### EXERCISE DESCRIPTION:
Copy every entry precisely.

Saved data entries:
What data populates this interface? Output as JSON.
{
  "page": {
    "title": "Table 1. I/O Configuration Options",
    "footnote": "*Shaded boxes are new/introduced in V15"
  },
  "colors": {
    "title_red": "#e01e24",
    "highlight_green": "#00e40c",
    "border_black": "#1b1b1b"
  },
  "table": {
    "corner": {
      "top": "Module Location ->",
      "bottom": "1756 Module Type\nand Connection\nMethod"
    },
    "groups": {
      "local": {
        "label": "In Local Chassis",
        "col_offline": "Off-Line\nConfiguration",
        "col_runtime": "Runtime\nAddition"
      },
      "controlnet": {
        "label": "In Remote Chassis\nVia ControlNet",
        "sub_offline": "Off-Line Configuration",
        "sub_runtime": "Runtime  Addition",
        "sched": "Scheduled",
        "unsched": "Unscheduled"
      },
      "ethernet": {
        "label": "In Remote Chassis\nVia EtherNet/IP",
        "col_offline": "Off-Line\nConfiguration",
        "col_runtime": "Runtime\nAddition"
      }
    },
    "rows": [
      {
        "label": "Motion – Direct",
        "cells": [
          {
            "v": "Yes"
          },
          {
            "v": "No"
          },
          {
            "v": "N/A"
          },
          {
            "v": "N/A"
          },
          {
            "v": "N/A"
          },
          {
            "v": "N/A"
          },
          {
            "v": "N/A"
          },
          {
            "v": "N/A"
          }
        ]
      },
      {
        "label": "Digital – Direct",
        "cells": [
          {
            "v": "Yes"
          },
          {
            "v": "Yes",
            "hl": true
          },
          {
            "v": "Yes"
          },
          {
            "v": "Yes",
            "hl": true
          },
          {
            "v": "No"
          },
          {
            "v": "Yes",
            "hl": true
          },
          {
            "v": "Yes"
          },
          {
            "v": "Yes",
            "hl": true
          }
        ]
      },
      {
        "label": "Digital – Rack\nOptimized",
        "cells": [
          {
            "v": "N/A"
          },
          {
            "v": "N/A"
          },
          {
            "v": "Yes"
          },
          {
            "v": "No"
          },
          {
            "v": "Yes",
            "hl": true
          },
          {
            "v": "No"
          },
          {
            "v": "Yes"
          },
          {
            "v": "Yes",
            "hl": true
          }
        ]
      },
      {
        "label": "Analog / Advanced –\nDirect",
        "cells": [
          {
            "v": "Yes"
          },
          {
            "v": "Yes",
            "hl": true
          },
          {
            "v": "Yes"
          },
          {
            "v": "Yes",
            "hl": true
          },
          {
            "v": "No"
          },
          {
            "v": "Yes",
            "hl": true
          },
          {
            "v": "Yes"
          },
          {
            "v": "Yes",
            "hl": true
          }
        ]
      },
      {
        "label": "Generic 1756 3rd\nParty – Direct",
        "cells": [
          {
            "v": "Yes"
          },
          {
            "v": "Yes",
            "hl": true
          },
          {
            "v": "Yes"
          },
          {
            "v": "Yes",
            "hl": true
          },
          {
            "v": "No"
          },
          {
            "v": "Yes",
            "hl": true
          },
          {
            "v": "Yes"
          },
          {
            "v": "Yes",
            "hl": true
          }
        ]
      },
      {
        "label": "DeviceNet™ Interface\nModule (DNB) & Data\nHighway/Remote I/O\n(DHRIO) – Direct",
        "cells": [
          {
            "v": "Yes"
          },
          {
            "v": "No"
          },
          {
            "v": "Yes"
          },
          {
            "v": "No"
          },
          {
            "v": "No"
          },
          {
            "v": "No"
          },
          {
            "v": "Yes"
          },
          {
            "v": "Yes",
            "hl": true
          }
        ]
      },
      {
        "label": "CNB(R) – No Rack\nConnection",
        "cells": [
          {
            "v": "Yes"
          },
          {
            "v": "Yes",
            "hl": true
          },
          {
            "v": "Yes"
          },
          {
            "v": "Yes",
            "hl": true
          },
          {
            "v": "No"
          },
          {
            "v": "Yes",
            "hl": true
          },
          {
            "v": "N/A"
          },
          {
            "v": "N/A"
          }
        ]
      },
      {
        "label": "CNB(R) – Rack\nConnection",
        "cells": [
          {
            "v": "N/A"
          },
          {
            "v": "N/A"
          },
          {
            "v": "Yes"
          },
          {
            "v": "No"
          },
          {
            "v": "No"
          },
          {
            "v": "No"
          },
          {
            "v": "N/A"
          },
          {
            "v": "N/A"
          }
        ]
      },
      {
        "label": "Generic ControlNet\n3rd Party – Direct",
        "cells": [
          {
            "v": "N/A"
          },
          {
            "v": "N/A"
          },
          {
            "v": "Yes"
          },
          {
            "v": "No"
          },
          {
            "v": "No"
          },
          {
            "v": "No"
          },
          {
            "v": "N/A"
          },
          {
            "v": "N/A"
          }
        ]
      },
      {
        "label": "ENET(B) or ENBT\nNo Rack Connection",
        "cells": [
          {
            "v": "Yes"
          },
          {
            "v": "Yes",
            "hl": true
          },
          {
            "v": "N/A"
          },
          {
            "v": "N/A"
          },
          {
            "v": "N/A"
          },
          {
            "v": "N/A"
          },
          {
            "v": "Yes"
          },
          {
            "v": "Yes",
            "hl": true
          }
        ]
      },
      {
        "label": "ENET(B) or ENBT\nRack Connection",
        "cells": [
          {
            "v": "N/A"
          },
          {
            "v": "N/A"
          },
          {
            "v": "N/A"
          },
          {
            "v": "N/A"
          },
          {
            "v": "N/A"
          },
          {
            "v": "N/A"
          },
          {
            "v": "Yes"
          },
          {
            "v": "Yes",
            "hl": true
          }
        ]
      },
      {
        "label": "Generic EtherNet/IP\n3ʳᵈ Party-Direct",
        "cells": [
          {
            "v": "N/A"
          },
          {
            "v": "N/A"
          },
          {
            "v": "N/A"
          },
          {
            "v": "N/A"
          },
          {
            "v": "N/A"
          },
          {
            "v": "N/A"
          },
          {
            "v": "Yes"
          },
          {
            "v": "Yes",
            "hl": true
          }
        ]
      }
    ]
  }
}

### TASK RESPONSE:
What data populates this interface? Output as JSON.
{
  "page": {
    "title": "Table 1. I/O Configuration Options",
    "footnote": "*Shaded boxes are new/introduced in V15"
  },
  "colors": {
    "title_red": "#e01e24",
    "highlight_green": "#00e40c",
    "border_black": "#1b1b1b"
  },
  "table": {
    "corner": {
      "top": "Module Location ->",
      "bottom": "1756 Module Type\nand Connection\nMethod"
    },
    "groups": {
      "local": {
        "label": "In Local Chassis",
        "col_offline": "Off-Line\nConfiguration",
        "col_runtime": "Runtime\nAddition"
      },
      "controlnet": {
        "label": "In Remote Chassis\nVia ControlNet",
        "sub_offline": "Off-Line Configuration",
        "sub_runtime": "Runtime  Addition",
        "sched": "Scheduled",
        "unsched": "Unscheduled"
      },
      "ethernet": {
        "label": "In Remote Chassis\nVia EtherNet/IP",
        "col_offline": "Off-Line\nConfiguration",
        "col_runtime": "Runtime\nAddition"
      }
    },
    "rows": [
      {
        "label": "Motion – Direct",
        "cells": [
          {
            "v": "Yes"
          },
          {
            "v": "No"
          },
          {
            "v": "N/A"
          },
          {
            "v": "N/A"
          },
          {
            "v": "N/A"
          },
          {
            "v": "N/A"
          },
          {
            "v": "N/A"
          },
          {
            "v": "N/A"
          }
        ]
      },
      {
        "label": "Digital – Direct",
        "cells": [
          {
            "v": "Yes"
          },
          {
            "v": "Yes",
            "hl": true
          },
          {
            "v": "Yes"
          },
          {
            "v": "Yes",
            "hl": true
          },
          {
            "v": "No"
          },
          {
            "v": "Yes",
            "hl": true
          },
          {
            "v": "Yes"
          },
          {
            "v": "Yes",
            "hl": true
          }
        ]
      },
      {
        "label": "Digital – Rack\nOptimized",
        "cells": [
          {
            "v": "N/A"
          },
          {
            "v": "N/A"
          },
          {
            "v": "Yes"
          },
          {
            "v": "No"
          },
          {
            "v": "Yes",
            "hl": true
          },
          {
            "v": "No"
          },
          {
            "v": "Yes"
          },
          {
            "v": "Yes",
            "hl": true
          }
        ]
      },
      {
        "label": "Analog / Advanced –\nDirect",
        "cells": [
          {
            "v": "Yes"
          },
          {
            "v": "Yes",
            "hl": true
          },
          {
            "v": "Yes"
          },
          {
            "v": "Yes",
            "hl": true
          },
          {
            "v": "No"
          },
          {
            "v": "Yes",
            "hl": true
          },
          {
            "v": "Yes"
          },
          {
            "v": "Yes",
            "hl": true
          }
        ]
      },
      {
        "label": "Generic 1756 3rd\nParty – Direct",
        "cells": [
          {
            "v": "Yes"
          },
          {
            "v": "Yes",
            "hl": true
          },
          {
            "v": "Yes"
          },
          {
            "v": "Yes",
            "hl": true
          },
          {
            "v": "No"
          },
          {
            "v": "Yes",
            "hl": true
          },
          {
            "v": "Yes"
          },
          {
            "v": "Yes",
            "hl": true
          }
        ]
      },
      {
        "label": "DeviceNet™ Interface\nModule (DNB) & Data\nHighway/Remote I/O\n(DHRIO) – Direct",
        "cells": [
          {
            "v": "Yes"
          },
          {
            "v": "No"
          },
          {
            "v": "Yes"
          },
          {
            "v": "No"
          },
          {
            "v": "No"
          },
          {
            "v": "No"
          },
          {
            "v": "Yes"
          },
          {
            "v": "Yes",
            "hl": true
          }
        ]
      },
      {
        "label": "CNB(R) – No Rack\nConnection",
        "cells": [
          {
            "v": "Yes"
          },
          {
            "v": "Yes",
            "hl": true
          },
          {
            "v": "Yes"
          },
          {
            "v": "Yes",
            "hl": true
          },
          {
            "v": "No"
          },
          {
            "v": "Yes",
            "hl": true
          },
          {
            "v": "N/A"
          },
          {
            "v": "N/A"
          }
        ]
      },
      {
        "label": "CNB(R) – Rack\nConnection",
        "cells": [
          {
            "v": "N/A"
          },
          {
            "v": "N/A"
          },
          {
            "v": "Yes"
          },
          {
            "v": "No"
          },
          {
            "v": "No"
          },
          {
            "v": "No"
          },
          {
            "v": "N/A"
          },
          {
            "v": "N/A"
          }
        ]
      },
      {
        "label": "Generic ControlNet\n3rd Party – Direct",
        "cells": [
          {
            "v": "N/A"
          },
          {
            "v": "N/A"
          },
          {
            "v": "Yes"
          },
          {
            "v": "No"
          },
          {
            "v": "No"
          },
          {
            "v": "No"
          },
          {
            "v": "N/A"
          },
          {
            "v": "N/A"
          }
        ]
      },
      {
        "label": "ENET(B) or ENBT\nNo Rack Connection",
        "cells": [
          {
            "v": "Yes"
          },
          {
            "v": "Yes",
            "hl": true
          },
          {
            "v": "N/A"
          },
          {
            "v": "N/A"
          },
          {
            "v": "N/A"
          },
          {
            "v": "N/A"
          },
          {
            "v": "Yes"
          },
          {
            "v": "Yes",
            "hl": true
          }
        ]
      },
      {
        "label": "ENET(B) or ENBT\nRack Connection",
        "cells": [
          {
            "v": "N/A"
          },
          {
            "v": "N/A"
          },
          {
            "v": "N/A"
          },
          {
            "v": "N/A"
          },
          {
            "v": "N/A"
          },
          {
            "v": "N/A"
          },
          {
            "v": "Yes"
          },
          {
            "v": "Yes",
            "hl": true
          }
        ]
      },
      {
        "label": "Generic EtherNet/IP\n3ʳᵈ Party-Direct",
        "cells": [
          {
            "v": "N/A"
          },
          {
            "v": "N/A"
          },
          {
            "v": "N/A"
          },
          {
            "v": "N/A"
          },
          {
            "v": "N/A"
          },
          {
            "v": "N/A"
          },
          {
            "v": "Yes"
          },
          {
            "v": "Yes",
            "hl": true
          }
        ]
      }
    ]
  }
}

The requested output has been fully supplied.